Only the number is wanted: how many lines hold the word "دورات"?

━━━━━━━━━━━━━━━━

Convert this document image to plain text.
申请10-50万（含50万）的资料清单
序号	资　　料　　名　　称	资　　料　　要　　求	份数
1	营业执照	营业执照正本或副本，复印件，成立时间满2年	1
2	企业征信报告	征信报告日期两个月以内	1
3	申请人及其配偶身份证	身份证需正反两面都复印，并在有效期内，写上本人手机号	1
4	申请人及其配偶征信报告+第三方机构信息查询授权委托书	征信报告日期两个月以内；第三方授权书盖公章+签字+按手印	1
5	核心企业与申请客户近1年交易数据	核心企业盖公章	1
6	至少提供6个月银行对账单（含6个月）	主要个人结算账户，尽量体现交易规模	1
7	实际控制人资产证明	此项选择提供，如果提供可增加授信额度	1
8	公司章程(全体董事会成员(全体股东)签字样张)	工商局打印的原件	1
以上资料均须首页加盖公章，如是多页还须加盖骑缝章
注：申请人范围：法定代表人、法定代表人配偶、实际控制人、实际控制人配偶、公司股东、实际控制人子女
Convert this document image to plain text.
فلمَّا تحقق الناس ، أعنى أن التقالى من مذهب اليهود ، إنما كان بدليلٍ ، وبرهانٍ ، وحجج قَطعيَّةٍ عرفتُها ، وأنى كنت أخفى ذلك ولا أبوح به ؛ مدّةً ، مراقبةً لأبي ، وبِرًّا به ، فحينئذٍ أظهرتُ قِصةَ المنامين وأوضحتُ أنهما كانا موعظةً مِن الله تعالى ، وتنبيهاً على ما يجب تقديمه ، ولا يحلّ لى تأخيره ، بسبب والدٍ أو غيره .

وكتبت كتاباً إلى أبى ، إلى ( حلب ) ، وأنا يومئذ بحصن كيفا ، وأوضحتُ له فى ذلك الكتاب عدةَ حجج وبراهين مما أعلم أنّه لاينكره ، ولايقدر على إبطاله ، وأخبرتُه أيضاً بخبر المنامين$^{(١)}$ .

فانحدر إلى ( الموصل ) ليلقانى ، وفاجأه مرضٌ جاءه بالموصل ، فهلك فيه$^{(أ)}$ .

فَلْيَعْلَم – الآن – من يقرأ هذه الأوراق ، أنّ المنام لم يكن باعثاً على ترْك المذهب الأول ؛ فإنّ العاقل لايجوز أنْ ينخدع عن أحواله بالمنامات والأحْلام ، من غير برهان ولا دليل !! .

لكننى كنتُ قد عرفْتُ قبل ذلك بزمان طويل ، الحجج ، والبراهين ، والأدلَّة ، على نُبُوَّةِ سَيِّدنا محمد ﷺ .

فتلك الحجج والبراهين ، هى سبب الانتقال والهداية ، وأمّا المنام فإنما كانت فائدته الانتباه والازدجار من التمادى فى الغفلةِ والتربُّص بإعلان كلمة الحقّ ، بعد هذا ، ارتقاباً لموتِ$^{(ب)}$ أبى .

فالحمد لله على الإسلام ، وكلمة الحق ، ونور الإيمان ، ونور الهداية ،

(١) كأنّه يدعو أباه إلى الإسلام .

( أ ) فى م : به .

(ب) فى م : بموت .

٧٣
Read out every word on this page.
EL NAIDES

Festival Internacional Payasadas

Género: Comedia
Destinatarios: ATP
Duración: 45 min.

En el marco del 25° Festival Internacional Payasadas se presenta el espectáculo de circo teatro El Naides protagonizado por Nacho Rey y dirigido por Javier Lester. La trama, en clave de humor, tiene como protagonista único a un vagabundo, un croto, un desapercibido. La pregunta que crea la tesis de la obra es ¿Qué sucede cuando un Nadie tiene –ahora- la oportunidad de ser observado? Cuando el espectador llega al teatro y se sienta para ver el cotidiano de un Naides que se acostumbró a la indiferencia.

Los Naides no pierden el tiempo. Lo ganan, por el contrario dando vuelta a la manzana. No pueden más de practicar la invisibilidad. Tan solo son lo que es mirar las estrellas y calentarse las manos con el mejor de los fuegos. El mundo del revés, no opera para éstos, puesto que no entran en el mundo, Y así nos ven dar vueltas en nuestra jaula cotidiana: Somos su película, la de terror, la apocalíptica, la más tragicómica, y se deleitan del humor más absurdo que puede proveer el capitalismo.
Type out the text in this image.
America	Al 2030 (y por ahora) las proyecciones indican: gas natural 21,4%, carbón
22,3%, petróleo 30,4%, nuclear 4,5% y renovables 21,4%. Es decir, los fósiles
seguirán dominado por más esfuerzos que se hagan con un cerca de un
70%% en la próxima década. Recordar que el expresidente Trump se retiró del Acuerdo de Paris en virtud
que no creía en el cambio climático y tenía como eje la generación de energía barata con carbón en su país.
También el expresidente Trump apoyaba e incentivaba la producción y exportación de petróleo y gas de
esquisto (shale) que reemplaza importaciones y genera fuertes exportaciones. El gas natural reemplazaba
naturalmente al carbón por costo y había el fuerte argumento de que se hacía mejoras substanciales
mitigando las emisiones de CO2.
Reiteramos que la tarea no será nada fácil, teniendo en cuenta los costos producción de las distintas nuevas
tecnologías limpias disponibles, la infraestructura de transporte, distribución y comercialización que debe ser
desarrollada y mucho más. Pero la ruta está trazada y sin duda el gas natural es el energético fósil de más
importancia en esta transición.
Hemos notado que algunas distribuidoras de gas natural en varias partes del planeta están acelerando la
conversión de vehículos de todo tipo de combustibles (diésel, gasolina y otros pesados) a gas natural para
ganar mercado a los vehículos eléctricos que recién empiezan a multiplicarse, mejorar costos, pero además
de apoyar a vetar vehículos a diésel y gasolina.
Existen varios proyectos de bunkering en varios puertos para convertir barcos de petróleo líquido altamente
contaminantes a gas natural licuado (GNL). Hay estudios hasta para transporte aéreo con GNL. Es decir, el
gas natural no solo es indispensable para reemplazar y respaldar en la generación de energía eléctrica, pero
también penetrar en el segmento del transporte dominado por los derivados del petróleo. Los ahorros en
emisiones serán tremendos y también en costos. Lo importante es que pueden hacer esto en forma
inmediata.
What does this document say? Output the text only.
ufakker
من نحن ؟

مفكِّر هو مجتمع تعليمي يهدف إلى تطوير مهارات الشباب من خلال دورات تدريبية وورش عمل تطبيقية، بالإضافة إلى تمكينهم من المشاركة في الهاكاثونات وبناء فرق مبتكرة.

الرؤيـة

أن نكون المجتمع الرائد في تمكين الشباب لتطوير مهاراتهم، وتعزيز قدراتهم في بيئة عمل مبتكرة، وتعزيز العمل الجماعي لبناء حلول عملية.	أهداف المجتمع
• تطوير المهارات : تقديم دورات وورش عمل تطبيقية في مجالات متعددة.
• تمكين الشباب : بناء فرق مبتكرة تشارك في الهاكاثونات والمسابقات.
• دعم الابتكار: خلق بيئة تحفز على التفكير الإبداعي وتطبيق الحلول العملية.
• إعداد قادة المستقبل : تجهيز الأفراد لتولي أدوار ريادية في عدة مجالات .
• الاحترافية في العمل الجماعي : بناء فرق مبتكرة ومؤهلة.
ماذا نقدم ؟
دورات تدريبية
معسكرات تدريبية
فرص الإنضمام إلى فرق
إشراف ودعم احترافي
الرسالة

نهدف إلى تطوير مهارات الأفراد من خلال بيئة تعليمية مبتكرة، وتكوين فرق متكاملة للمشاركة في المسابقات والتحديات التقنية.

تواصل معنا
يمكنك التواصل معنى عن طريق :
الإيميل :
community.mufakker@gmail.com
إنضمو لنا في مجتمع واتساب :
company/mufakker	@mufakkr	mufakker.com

━━━━━━━━━━━━━━━━

**REPLY:** 3